AIM OF THE TASK: Transcribe the passage of the post about fighting high-level mages, starting at "Then I fought" and ending at "him to a pulp.".

SELECTION:

I've beaten SoA once on the mac version years ago, but never finished BG1 or ToB because the former's mac port is unbelievably awful and non-tutuable and the latter was ported in something like 2004/5 and sold as if it was new.

 

I'm replaying through SoA to ToB with Swordcoast Stratagems 2 and some standard fixpack stuff. My character is a Wizard Slayer 9/Thief 23 right now, and he's just got into Suldassenar. I've got Keldorn with Carsomyr, Haer'daelis, Jaheira, and Aerie with me. Jan was chunked in the Underdark, and it seemed fitting to let him remain there.

 

My problem is I'm being destroyed by the high level mages.

 

First fight was outside the temple of Corellon: 3 maharajas and 2 rajas. If I breached a maharaja, it put up prot-from-magical immediately via contingency. If I breached him he did it AGAIN. So that's three breaches per maharaja, 2-3 per raja. I don't have that many breaches, even with Aerie and Haerry. On top of this they all lay down teleport fields which they are apparently immune to, meaning that any melee attack is borderline impossible without a prolonged retreat. I finally decided that there was no reasonable way for me to win this fight straight. I don't have enough breaches to even kill 2 or 3, assuming that the endless Abu-Dhalzim's and such didn't murder me utterly, which they do. Really, 5 high level mages are going to penetrate your defenses regardless of what you do. So I used a Protection from Magic scroll: amazingly, this actually took several tries as they could kill my guy in melee quite easily. I ended up using Haer Prot'd from Magic, had him lure them to a staircase, turned on defensive spin and held on for dear life, and eventually had my other guys jump the lone ones that pathfinding had forsook.

 

Then I fought the actual mage in the Temple. He has HLA's. The battle was made difficult for one main reason: no matter how hard I tried, I couldn't strip his spell buffs. I breached him early and he did the usual contingencies requiring more breaching, and then went invisible. I had Keldorn True Sight, but I still couldn't target him. The fight went on and on and on. I basically sat and stared and quaffed potions while he summoned the entire abyss: I killed one Dark Planetar, four fiends, one genie, another demon. Eventually our staring contest ended, his buffs ran out and I beat him to a pulp.

EXTRACTED INFORMATION:

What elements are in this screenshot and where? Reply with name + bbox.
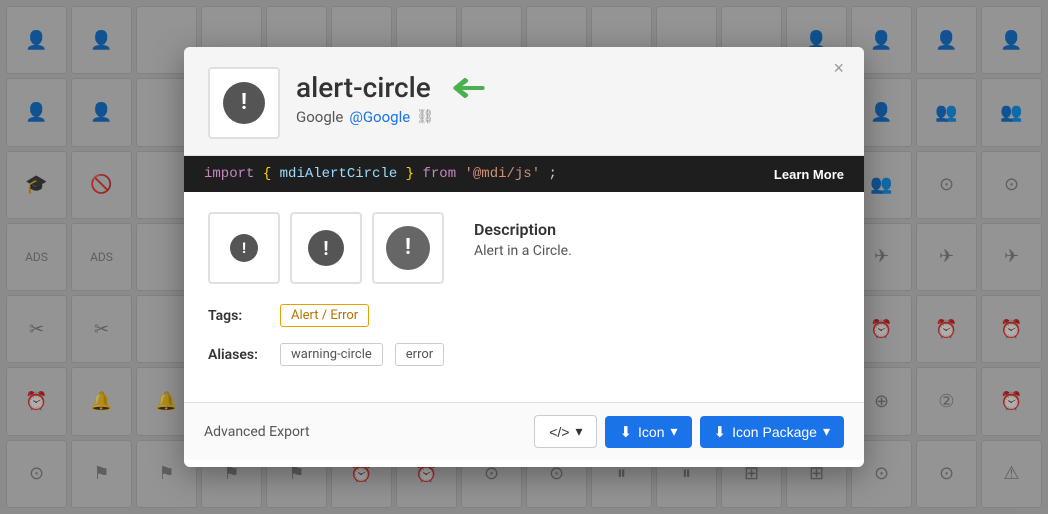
icon-btn-chevron: ▾: [671, 423, 678, 440]
modal-header: ! alert-circle Google @Google: [184, 47, 864, 156]
code-import-keyword: import: [204, 166, 254, 182]
icon-btn-label: Icon: [638, 424, 664, 440]
tags-row: Tags: Alert / Error: [208, 304, 840, 327]
code-semicolon: ;: [549, 166, 557, 182]
code-open-brace: {: [263, 166, 280, 182]
code-bar: import { mdiAlertCircle } from '@mdi/js'…: [184, 156, 864, 192]
icon-preview-small: !: [208, 212, 280, 284]
alias-chip-warning-circle[interactable]: warning-circle: [280, 343, 383, 366]
alert-circle-large: !: [386, 226, 430, 270]
modal-subtitle: Google @Google ⛓: [296, 108, 489, 126]
icon-preview-medium: !: [290, 212, 362, 284]
code-export-button[interactable]: </> ▾: [534, 415, 597, 448]
aliases-label: Aliases:: [208, 347, 268, 363]
alert-circle-small: !: [230, 234, 258, 262]
package-download-icon: ⬇: [714, 423, 727, 441]
modal-title: alert-circle: [296, 71, 489, 104]
icon-package-button[interactable]: ⬇ Icon Package ▾: [700, 416, 844, 448]
footer-actions: </> ▾ ⬇ Icon ▾ ⬇ Icon Package ▾: [534, 415, 844, 448]
code-from-keyword: from: [422, 166, 456, 182]
tags-label: Tags:: [208, 308, 268, 324]
arrow-icon: [441, 74, 489, 102]
icon-pkg-chevron: ▾: [823, 423, 830, 440]
external-link-icon: ⛓: [416, 109, 434, 125]
alert-circle-preview-icon: !: [223, 82, 265, 124]
modal-body: ! ! ! Description Alert in a Circle. Tag…: [184, 192, 864, 402]
icon-pkg-label: Icon Package: [732, 424, 817, 440]
description-title: Description: [474, 220, 572, 239]
code-identifier: mdiAlertCircle: [280, 166, 398, 182]
modal-dialog: ! alert-circle Google @Google: [184, 47, 864, 467]
advanced-export-link[interactable]: Advanced Export: [204, 424, 310, 440]
subtitle-prefix: Google: [296, 108, 343, 126]
modal-footer: Advanced Export </> ▾ ⬇ Icon ▾ ⬇ Icon Pa…: [184, 402, 864, 460]
learn-more-link[interactable]: Learn More: [774, 167, 844, 182]
aliases-row: Aliases: warning-circle error: [208, 343, 840, 366]
code-export-chevron: ▾: [575, 423, 582, 440]
code-snippet: import { mdiAlertCircle } from '@mdi/js'…: [204, 166, 557, 182]
code-close-brace: }: [406, 166, 423, 182]
alias-chip-error[interactable]: error: [395, 343, 444, 366]
icon-download-button[interactable]: ⬇ Icon ▾: [605, 416, 691, 448]
description-text: Alert in a Circle.: [474, 243, 572, 259]
modal-overlay: ! alert-circle Google @Google: [0, 0, 1048, 514]
modal-icon-box: !: [208, 67, 280, 139]
modal-title-text: alert-circle: [296, 71, 431, 104]
modal-title-area: alert-circle Google @Google ⛓: [296, 67, 489, 126]
alert-circle-medium: !: [308, 230, 344, 266]
google-link[interactable]: @Google: [349, 108, 410, 126]
tag-chip-alert-error[interactable]: Alert / Error: [280, 304, 369, 327]
description-area: Description Alert in a Circle.: [474, 212, 572, 259]
code-module-path: '@mdi/js': [465, 166, 541, 182]
download-icon: ⬇: [619, 423, 632, 441]
icon-previews-row: ! ! ! Description Alert in a Circle.: [208, 212, 840, 284]
code-export-icon: </>: [549, 424, 569, 440]
icon-preview-large: !: [372, 212, 444, 284]
close-button[interactable]: ×: [827, 57, 850, 79]
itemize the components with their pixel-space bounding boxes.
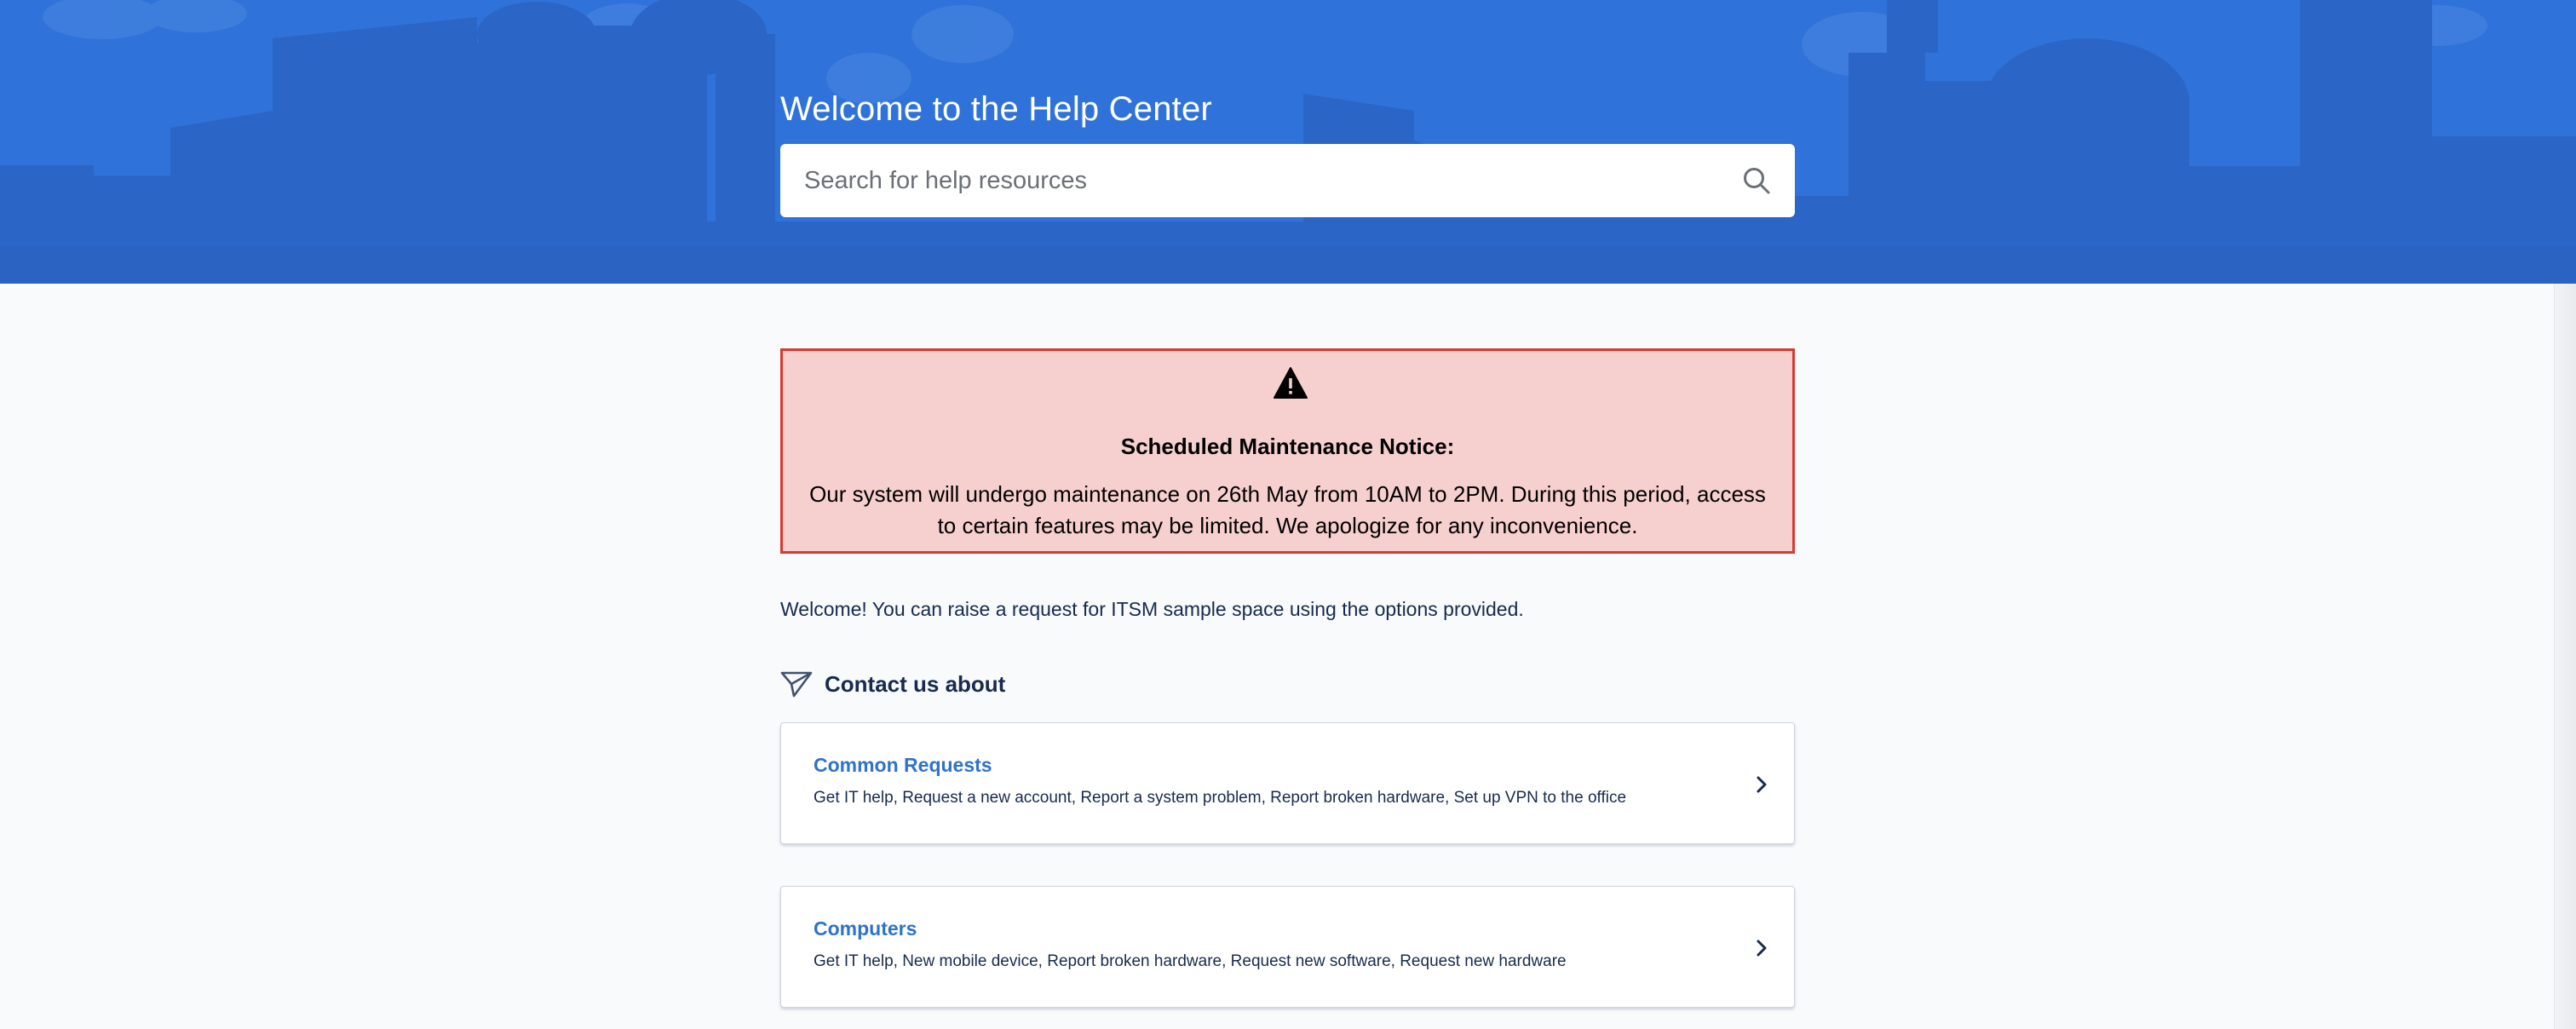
- page-title: Welcome to the Help Center: [780, 90, 1212, 128]
- send-icon: [780, 671, 813, 698]
- hero-banner: Welcome to the Help Center: [0, 0, 2576, 284]
- card-description: Get IT help, Request a new account, Repo…: [814, 789, 1627, 807]
- search-bar[interactable]: [780, 144, 1795, 217]
- card-title[interactable]: Computers: [814, 917, 917, 940]
- search-input[interactable]: [804, 166, 1728, 195]
- contact-section-header: Contact us about: [780, 670, 1005, 698]
- request-group-card-common-requests[interactable]: Common Requests Get IT help, Request a n…: [780, 722, 1795, 844]
- skyline-illustration: [0, 0, 2576, 284]
- request-group-card-computers[interactable]: Computers Get IT help, New mobile device…: [780, 886, 1795, 1008]
- chevron-right-icon[interactable]: [1750, 934, 1774, 962]
- search-icon[interactable]: [1742, 166, 1771, 195]
- warning-icon: [1274, 367, 1308, 399]
- card-title[interactable]: Common Requests: [814, 754, 992, 777]
- card-description: Get IT help, New mobile device, Report b…: [814, 952, 1567, 970]
- welcome-text: Welcome! You can raise a request for ITS…: [780, 598, 1524, 620]
- notice-body: Our system will undergo maintenance on 2…: [809, 481, 1766, 538]
- page-scrollbar[interactable]: [2554, 284, 2576, 1029]
- maintenance-notice: Scheduled Maintenance Notice: Our system…: [780, 348, 1795, 554]
- notice-title: Scheduled Maintenance Notice:: [1120, 434, 1455, 459]
- contact-title: Contact us about: [825, 670, 1006, 697]
- chevron-right-icon[interactable]: [1750, 771, 1774, 798]
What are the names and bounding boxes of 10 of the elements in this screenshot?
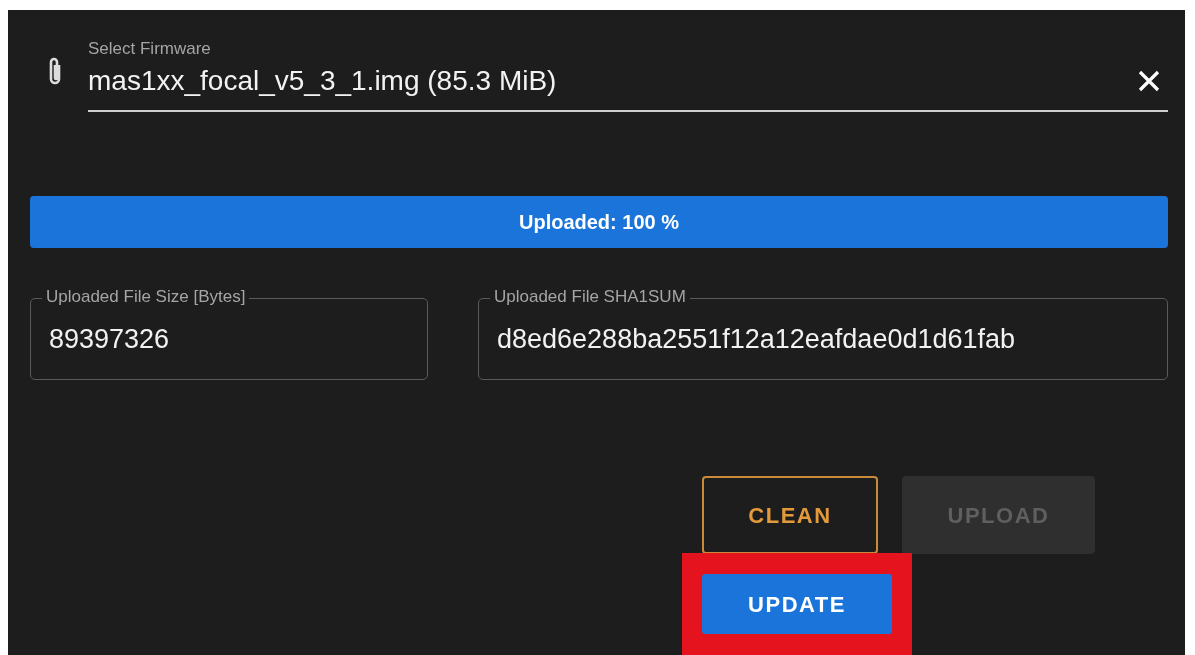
field-label: Select Firmware — [88, 38, 211, 60]
update-button[interactable]: UPDATE — [702, 574, 892, 634]
field-value: 89397326 — [49, 322, 170, 356]
close-icon[interactable] — [1138, 70, 1160, 92]
progress-label: Uploaded: 100 % — [517, 210, 680, 235]
file-name: mas1xx_focal_v5_3_1.img (85.3 MiB) — [88, 64, 557, 98]
field-label: Uploaded File Size [Bytes] — [42, 287, 250, 307]
field-value: d8ed6e288ba2551f12a12eafdae0d1d61fab — [497, 322, 1016, 356]
field-label: Uploaded File SHA1SUM — [490, 287, 690, 307]
firmware-field[interactable]: Select Firmware mas1xx_focal_v5_3_1.img (85.3 MiB) — [88, 38, 1168, 112]
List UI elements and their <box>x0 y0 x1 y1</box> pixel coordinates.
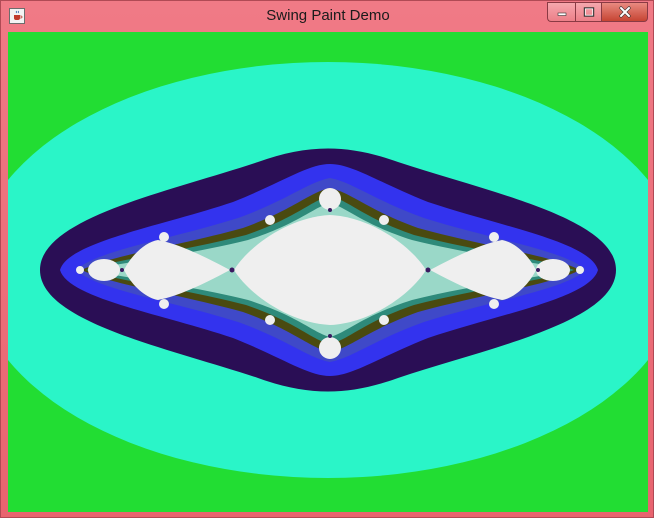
maximize-button[interactable] <box>575 2 602 22</box>
close-icon <box>618 6 631 18</box>
julia-fractal-image <box>8 32 648 512</box>
minimize-button[interactable] <box>547 2 575 22</box>
maximize-icon <box>583 7 594 17</box>
paint-canvas[interactable] <box>8 32 648 512</box>
close-button[interactable] <box>602 2 648 22</box>
title-bar[interactable]: Swing Paint Demo <box>1 1 653 31</box>
app-window: Swing Paint Demo <box>0 0 654 518</box>
window-controls <box>547 2 648 22</box>
minimize-icon <box>557 12 566 16</box>
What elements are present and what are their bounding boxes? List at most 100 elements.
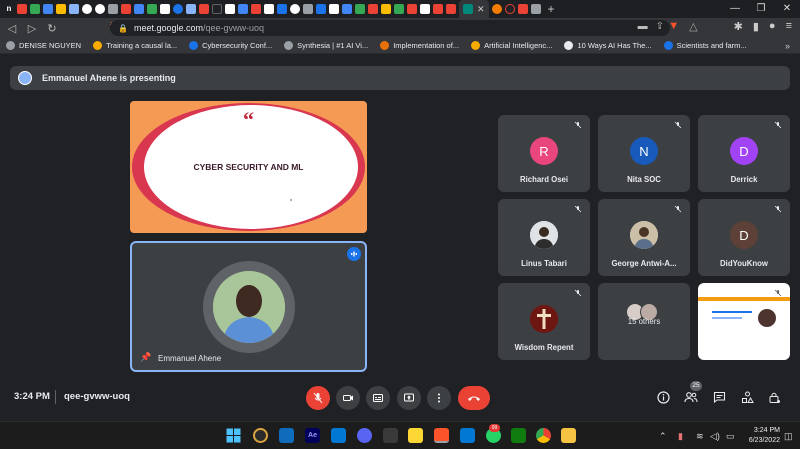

EXERCISE OUTPUT:
Then I fought the actual mage in the Temple. He has HLA's. The battle was made difficult for one main reason: no matter how hard I tried, I couldn't strip his spell buffs. I breached him early and he did the usual contingencies requiring more breaching, and then went invisible. I had Keldorn True Sight, but I still couldn't target him. The fight went on and on and on. I basically sat and stared and quaffed potions while he summoned the entire abyss: I killed one Dark Planetar, four fiends, one genie, another demon. Eventually our staring contest ended, his buffs ran out and I beat him to a pulp.